PROBLEM REQUIREMENTS | In the records that follow, locate every line with "stars" and extract it.

DATA ENTRIES |
==============================

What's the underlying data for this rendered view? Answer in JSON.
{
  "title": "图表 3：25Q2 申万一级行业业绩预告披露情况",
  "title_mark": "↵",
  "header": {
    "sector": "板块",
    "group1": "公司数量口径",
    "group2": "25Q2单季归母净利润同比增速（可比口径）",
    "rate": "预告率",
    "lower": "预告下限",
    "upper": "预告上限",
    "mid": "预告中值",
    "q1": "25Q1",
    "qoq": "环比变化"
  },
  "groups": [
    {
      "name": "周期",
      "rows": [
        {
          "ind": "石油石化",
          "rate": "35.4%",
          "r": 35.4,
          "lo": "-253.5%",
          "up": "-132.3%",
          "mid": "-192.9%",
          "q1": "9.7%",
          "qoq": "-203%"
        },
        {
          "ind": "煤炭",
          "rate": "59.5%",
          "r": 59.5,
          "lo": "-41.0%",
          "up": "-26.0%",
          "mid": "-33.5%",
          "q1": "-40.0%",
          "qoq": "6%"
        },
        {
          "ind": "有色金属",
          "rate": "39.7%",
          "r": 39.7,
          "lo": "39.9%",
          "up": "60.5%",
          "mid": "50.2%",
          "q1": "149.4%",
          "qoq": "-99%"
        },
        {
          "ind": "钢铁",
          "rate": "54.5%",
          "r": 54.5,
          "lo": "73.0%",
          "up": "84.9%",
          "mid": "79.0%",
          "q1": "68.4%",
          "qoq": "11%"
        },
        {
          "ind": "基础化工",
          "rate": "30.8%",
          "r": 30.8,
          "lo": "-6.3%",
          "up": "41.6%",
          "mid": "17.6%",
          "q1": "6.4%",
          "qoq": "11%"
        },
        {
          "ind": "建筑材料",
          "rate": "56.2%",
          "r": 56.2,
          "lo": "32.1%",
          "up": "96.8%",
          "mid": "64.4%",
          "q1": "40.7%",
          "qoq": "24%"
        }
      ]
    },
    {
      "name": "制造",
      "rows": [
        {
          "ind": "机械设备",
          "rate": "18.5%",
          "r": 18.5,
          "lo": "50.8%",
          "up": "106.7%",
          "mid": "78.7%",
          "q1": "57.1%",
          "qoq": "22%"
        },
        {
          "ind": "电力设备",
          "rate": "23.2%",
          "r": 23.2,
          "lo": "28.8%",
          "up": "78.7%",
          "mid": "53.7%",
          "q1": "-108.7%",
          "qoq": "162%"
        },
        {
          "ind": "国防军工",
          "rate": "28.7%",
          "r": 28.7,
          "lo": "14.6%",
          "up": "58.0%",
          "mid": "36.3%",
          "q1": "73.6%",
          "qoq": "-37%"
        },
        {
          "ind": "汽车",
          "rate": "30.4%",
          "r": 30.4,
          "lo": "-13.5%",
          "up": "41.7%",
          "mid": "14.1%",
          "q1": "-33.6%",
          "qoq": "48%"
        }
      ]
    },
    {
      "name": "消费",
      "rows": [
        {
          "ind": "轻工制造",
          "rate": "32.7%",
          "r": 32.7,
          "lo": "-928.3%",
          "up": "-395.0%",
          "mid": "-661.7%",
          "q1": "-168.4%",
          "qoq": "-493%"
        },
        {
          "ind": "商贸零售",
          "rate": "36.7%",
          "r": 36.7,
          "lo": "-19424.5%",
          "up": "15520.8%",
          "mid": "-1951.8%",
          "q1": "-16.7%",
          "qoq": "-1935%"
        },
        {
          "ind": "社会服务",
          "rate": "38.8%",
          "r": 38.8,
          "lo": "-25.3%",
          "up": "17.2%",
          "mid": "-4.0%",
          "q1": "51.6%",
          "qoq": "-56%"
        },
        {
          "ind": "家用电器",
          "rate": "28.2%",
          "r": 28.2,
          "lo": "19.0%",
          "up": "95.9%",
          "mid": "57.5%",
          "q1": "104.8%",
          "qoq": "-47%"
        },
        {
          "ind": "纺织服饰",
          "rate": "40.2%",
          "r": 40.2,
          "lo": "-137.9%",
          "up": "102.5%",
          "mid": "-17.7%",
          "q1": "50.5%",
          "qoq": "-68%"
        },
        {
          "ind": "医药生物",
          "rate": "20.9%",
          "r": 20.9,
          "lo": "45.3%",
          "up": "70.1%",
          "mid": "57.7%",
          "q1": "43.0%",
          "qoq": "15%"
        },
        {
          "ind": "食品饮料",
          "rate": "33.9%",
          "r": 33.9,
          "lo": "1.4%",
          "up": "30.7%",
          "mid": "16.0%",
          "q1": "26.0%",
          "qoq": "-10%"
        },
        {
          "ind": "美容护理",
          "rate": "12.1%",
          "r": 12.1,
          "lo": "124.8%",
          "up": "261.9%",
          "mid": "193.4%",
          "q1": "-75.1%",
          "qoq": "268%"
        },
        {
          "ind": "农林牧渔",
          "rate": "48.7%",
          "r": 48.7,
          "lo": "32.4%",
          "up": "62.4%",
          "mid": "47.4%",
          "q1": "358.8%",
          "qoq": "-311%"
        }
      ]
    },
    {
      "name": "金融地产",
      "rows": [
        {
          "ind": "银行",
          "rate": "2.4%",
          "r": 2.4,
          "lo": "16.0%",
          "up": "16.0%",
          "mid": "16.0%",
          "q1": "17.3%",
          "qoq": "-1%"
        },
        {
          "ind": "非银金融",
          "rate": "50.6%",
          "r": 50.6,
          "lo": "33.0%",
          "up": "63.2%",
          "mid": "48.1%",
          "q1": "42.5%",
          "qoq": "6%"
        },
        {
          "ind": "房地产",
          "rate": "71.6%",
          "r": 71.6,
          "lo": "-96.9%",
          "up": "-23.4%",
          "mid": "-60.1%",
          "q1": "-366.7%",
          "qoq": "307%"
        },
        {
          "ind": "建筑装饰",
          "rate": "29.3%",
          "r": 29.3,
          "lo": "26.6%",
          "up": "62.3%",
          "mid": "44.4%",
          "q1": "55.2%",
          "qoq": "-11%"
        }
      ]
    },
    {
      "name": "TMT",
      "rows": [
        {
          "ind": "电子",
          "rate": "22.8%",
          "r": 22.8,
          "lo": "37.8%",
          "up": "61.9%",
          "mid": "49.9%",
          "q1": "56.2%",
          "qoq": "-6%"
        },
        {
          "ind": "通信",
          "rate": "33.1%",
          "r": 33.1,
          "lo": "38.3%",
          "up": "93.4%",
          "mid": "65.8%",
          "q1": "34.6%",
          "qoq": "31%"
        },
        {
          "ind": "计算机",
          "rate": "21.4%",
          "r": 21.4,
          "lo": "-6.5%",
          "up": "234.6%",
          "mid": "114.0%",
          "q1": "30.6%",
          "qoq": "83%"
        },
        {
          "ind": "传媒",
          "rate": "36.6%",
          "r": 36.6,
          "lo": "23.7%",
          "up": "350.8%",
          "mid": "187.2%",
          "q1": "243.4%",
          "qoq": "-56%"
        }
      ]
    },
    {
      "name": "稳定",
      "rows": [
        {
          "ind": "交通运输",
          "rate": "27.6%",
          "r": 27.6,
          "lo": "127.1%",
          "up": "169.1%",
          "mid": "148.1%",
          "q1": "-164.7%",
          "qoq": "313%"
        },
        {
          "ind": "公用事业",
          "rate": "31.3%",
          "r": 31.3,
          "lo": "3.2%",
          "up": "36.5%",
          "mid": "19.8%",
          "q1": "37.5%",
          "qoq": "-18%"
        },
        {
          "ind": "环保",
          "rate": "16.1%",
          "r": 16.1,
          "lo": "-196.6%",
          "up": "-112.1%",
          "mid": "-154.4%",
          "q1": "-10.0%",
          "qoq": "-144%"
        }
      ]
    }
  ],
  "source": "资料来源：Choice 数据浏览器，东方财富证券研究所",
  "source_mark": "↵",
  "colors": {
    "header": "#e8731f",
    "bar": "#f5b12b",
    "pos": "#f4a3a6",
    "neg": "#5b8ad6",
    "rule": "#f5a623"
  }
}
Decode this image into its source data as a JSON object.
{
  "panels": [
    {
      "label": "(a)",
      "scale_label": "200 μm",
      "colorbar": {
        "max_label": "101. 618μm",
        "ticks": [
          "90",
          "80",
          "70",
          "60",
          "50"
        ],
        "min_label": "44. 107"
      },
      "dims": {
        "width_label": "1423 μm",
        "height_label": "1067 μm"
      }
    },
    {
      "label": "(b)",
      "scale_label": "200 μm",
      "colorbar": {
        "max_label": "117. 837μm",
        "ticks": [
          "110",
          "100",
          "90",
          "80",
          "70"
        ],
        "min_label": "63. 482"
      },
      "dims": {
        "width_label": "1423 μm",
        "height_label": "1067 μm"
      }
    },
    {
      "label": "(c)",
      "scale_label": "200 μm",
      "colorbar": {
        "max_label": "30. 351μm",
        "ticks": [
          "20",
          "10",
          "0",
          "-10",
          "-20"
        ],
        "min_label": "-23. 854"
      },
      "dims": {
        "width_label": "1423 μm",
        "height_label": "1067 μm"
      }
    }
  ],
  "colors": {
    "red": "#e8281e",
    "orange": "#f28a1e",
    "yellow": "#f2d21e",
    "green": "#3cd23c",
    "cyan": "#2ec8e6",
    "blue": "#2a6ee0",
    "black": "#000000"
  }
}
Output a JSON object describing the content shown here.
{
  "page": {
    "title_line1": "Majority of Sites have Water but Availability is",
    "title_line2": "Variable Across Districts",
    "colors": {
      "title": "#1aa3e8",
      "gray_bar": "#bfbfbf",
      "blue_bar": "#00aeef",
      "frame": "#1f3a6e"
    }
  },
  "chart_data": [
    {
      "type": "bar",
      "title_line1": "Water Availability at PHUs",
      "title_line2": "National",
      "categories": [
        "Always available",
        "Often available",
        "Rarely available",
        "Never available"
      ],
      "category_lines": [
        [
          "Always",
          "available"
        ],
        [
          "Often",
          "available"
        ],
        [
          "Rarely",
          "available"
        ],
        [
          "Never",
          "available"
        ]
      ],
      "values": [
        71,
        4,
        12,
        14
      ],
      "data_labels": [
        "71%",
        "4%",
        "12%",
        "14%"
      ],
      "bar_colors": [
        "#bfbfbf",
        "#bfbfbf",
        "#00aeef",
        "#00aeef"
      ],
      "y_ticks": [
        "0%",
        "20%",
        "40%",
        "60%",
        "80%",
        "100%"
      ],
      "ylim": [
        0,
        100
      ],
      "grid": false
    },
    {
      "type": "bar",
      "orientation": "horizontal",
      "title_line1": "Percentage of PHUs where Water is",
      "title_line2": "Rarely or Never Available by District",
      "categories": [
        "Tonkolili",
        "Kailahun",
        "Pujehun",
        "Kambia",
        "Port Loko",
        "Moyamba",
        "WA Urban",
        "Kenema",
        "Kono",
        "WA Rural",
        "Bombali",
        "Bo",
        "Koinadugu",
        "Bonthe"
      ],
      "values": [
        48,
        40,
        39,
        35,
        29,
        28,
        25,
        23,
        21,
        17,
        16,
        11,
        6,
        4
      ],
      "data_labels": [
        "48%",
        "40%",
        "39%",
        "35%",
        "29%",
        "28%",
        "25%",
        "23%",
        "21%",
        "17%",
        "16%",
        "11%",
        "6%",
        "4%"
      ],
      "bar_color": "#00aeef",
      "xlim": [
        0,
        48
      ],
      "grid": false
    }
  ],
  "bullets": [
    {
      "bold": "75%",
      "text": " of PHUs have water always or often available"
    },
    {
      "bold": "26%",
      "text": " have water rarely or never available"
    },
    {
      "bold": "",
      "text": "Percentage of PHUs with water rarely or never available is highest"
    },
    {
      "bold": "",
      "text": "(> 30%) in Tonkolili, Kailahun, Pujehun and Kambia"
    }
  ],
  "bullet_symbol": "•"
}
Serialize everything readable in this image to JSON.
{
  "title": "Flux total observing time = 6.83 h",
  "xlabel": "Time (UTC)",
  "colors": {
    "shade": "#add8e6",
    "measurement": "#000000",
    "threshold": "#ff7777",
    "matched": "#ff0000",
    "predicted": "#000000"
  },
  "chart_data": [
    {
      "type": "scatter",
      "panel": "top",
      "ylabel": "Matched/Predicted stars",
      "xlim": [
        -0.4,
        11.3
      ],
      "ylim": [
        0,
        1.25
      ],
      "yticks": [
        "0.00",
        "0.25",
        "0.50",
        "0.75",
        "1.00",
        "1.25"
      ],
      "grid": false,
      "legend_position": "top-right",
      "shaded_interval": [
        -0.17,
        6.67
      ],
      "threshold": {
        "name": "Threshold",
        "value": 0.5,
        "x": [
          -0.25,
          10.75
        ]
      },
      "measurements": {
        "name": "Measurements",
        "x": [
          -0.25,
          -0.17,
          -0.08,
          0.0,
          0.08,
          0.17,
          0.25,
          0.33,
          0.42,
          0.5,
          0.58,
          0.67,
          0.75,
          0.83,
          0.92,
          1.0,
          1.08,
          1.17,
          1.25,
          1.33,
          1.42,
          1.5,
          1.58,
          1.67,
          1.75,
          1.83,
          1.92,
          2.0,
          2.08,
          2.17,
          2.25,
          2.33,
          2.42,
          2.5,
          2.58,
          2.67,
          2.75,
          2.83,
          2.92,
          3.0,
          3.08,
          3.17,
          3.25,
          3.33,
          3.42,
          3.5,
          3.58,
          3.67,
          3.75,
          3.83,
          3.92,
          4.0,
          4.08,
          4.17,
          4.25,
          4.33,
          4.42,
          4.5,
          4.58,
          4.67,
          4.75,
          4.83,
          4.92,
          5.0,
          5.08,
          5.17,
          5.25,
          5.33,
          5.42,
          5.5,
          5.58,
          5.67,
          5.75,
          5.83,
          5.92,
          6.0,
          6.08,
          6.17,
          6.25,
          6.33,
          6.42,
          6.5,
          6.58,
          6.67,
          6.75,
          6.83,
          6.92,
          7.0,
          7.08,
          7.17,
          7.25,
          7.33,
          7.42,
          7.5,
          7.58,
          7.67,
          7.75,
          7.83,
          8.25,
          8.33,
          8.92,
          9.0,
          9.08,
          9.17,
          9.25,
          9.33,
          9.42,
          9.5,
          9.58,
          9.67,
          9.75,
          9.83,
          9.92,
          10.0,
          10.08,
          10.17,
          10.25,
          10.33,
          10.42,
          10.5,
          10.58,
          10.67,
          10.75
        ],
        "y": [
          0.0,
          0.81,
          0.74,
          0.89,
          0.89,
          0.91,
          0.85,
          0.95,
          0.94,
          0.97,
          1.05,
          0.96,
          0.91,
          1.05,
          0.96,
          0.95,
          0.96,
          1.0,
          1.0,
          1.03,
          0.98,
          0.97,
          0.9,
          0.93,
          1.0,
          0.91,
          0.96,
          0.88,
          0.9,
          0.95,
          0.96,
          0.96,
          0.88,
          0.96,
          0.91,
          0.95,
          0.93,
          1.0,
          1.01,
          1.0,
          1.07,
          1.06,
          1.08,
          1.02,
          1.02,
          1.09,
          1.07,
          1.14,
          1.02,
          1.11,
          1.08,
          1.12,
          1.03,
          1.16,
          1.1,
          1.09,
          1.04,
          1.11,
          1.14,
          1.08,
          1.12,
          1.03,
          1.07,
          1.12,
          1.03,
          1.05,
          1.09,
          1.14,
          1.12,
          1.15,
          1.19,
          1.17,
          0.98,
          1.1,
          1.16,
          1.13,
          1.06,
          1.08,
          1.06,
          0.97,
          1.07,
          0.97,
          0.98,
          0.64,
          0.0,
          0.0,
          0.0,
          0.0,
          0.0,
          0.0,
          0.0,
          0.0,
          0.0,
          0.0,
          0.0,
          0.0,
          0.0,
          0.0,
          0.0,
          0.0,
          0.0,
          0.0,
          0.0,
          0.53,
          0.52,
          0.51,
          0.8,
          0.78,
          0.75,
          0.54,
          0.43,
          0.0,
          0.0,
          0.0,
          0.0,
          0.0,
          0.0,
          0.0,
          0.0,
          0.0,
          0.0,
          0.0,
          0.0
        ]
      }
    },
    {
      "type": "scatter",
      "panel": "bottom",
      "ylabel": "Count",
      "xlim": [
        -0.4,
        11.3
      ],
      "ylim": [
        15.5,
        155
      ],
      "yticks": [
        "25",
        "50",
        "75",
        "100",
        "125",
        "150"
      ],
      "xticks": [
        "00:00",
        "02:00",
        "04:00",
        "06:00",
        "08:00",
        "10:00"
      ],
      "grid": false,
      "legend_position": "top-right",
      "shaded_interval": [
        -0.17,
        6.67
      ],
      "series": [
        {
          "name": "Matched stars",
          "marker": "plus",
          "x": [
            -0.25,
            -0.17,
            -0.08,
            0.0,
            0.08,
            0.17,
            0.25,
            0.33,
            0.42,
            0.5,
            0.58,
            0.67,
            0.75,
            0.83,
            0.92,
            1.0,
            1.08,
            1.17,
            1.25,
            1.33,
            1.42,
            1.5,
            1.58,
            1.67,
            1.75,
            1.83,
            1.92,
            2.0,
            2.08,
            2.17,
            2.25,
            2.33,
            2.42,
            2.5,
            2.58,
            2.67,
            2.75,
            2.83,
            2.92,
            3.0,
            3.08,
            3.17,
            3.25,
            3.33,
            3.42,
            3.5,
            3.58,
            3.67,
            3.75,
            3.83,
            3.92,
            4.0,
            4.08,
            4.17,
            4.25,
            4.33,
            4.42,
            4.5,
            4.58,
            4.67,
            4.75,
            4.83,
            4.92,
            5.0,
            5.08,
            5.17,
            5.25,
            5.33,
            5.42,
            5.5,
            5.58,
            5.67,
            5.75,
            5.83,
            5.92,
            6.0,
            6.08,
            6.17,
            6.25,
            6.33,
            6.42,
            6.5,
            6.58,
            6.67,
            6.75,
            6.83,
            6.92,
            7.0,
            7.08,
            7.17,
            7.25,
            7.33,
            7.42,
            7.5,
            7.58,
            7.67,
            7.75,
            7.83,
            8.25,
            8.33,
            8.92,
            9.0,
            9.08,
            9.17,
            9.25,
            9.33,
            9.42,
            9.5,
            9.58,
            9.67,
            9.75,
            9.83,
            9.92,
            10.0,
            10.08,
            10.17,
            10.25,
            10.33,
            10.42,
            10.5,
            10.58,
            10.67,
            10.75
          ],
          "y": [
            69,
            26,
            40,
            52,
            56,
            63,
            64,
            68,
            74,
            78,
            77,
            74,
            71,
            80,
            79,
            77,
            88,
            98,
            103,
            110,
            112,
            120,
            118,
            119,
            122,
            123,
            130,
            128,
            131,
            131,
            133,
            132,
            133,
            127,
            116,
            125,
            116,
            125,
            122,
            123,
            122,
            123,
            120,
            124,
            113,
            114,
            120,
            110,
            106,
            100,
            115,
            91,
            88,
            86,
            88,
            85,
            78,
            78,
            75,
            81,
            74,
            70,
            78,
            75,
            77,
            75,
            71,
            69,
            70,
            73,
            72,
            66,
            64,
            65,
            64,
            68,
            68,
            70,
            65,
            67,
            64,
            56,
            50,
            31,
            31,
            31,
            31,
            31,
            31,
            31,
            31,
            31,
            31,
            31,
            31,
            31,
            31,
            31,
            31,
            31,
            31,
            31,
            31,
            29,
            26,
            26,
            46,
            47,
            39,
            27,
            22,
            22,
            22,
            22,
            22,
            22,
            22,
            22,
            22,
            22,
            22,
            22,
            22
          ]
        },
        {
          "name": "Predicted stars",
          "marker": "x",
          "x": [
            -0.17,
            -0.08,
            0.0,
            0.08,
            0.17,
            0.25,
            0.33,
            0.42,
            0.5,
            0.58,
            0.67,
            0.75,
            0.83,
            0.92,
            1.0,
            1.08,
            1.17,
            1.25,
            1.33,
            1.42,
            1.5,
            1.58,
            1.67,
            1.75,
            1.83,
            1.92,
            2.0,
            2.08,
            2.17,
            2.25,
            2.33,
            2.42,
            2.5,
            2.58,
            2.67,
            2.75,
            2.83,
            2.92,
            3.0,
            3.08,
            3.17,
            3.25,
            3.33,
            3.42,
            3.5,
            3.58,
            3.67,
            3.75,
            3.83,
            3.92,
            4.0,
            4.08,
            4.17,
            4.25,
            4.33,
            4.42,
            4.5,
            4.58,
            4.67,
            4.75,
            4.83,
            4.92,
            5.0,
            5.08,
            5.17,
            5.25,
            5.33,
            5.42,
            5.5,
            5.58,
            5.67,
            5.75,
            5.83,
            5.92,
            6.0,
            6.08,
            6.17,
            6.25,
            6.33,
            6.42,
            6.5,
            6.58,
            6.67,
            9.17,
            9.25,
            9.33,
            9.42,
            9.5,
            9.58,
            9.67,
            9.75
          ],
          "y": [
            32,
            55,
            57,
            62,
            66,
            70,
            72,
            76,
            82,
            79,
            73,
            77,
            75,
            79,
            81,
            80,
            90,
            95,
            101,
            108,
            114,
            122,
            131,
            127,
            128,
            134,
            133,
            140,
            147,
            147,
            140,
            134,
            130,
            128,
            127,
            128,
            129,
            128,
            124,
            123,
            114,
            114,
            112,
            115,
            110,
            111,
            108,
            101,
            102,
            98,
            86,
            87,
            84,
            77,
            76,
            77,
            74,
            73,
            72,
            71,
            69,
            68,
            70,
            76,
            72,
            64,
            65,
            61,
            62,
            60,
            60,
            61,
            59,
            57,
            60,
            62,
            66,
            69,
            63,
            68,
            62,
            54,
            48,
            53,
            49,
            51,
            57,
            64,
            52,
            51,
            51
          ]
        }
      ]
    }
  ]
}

==============================

RESPONSE TO THE EXERCISE |
      "ylabel": "Matched/Predicted stars",
          "name": "Matched stars",
          "name": "Predicted stars",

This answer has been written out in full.